## START SUPPLIED ENTRIES

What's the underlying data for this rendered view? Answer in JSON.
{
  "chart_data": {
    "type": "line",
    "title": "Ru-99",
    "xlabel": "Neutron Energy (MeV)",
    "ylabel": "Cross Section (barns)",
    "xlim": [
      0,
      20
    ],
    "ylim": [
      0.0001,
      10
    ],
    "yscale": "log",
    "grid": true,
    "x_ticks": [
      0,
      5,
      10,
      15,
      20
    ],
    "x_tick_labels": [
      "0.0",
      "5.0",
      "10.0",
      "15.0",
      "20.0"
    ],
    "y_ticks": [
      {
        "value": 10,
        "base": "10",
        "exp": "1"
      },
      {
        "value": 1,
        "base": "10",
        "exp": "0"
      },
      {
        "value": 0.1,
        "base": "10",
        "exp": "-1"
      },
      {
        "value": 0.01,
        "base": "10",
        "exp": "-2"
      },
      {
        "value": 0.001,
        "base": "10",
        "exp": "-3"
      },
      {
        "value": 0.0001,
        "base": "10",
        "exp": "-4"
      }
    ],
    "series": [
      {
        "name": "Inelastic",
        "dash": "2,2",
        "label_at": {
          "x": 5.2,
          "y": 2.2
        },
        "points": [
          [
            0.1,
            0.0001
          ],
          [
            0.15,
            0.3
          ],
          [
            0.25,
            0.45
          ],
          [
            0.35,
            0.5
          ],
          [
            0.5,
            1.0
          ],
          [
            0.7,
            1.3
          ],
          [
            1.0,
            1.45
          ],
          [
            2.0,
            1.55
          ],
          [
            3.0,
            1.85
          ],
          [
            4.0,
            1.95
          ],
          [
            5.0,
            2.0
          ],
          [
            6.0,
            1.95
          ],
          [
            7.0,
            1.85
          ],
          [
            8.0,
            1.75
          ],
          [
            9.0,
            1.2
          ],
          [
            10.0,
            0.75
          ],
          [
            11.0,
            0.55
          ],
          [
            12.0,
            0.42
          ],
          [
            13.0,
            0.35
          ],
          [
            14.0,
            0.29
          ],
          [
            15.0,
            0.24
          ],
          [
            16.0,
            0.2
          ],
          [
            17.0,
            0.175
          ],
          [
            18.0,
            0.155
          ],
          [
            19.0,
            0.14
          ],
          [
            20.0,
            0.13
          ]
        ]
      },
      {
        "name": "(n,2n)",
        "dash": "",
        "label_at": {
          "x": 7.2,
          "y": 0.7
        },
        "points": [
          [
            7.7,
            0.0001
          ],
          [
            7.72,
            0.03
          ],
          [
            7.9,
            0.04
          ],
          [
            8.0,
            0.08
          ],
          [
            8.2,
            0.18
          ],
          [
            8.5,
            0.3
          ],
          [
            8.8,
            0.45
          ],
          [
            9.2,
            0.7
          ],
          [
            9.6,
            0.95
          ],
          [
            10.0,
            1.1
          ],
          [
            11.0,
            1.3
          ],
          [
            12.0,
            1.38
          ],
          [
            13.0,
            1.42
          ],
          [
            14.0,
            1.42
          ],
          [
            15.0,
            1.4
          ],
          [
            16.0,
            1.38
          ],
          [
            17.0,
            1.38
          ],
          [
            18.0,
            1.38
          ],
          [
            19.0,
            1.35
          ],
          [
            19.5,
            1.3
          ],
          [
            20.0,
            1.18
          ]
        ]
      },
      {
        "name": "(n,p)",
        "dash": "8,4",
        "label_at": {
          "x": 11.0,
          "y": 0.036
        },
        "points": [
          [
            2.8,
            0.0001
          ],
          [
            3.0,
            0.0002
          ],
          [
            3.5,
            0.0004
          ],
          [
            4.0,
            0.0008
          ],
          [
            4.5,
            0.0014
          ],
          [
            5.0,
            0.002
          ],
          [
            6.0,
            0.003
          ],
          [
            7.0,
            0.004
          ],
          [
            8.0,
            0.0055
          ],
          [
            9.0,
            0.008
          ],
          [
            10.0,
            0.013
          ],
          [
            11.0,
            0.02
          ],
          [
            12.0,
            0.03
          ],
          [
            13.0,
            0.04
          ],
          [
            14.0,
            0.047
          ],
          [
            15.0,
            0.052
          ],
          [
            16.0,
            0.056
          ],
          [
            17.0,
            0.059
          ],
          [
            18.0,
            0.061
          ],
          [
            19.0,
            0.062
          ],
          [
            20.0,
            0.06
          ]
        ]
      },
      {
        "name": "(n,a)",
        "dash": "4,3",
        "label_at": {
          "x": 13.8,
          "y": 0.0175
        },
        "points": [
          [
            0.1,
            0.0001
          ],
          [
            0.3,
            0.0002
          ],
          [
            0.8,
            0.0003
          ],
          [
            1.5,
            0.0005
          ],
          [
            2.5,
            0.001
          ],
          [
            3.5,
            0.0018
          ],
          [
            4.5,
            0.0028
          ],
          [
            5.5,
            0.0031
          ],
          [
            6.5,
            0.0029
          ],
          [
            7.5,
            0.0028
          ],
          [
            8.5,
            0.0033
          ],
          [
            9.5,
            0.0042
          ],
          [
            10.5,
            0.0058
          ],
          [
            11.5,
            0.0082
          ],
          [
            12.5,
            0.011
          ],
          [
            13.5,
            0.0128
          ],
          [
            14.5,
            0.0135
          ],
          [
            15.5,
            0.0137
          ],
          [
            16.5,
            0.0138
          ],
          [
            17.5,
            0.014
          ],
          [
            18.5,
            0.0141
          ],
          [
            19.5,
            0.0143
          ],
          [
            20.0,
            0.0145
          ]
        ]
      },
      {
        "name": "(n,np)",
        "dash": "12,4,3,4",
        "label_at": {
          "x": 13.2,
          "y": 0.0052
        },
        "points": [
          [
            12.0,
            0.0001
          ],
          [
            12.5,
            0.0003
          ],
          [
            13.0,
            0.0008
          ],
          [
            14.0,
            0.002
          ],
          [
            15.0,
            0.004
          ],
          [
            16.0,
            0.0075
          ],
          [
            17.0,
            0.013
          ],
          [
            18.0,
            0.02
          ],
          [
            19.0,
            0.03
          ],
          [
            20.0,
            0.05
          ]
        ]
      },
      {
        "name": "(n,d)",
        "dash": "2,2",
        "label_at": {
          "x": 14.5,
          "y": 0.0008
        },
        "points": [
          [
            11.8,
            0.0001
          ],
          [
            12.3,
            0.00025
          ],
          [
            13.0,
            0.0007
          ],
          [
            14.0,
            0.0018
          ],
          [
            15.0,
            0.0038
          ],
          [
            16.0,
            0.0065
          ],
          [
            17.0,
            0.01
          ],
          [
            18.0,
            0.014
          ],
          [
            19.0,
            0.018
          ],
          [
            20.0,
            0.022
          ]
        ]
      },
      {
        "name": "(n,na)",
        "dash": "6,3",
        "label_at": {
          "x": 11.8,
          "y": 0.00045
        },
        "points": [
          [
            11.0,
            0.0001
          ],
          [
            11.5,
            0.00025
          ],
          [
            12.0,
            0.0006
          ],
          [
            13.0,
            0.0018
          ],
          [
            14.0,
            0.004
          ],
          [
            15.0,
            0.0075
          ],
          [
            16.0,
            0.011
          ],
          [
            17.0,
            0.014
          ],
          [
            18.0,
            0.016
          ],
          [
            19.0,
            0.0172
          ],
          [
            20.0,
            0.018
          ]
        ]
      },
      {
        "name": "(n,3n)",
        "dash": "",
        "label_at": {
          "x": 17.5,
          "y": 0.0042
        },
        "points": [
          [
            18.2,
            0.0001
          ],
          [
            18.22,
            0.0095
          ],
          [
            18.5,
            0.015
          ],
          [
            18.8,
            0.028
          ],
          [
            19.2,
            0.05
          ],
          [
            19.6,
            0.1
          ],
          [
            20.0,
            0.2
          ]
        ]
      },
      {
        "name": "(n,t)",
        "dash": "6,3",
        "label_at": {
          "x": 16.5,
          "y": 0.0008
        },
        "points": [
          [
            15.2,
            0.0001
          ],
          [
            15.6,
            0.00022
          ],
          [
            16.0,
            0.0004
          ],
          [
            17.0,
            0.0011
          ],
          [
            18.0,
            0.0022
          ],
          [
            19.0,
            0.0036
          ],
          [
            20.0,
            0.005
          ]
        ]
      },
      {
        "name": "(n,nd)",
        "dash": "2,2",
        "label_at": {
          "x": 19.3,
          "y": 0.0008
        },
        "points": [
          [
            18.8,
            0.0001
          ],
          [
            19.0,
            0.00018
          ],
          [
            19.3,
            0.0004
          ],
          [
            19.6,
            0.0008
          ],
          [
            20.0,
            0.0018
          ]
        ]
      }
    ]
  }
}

## END SUPPLIED ENTRIES

### EXERCISE AIM
Every line of the records that includes the word "value" should be gathered.

### TASK SOLUTION
        "value": 10,
        "value": 1,
        "value": 0.1,
        "value": 0.01,
        "value": 0.001,
        "value": 0.0001,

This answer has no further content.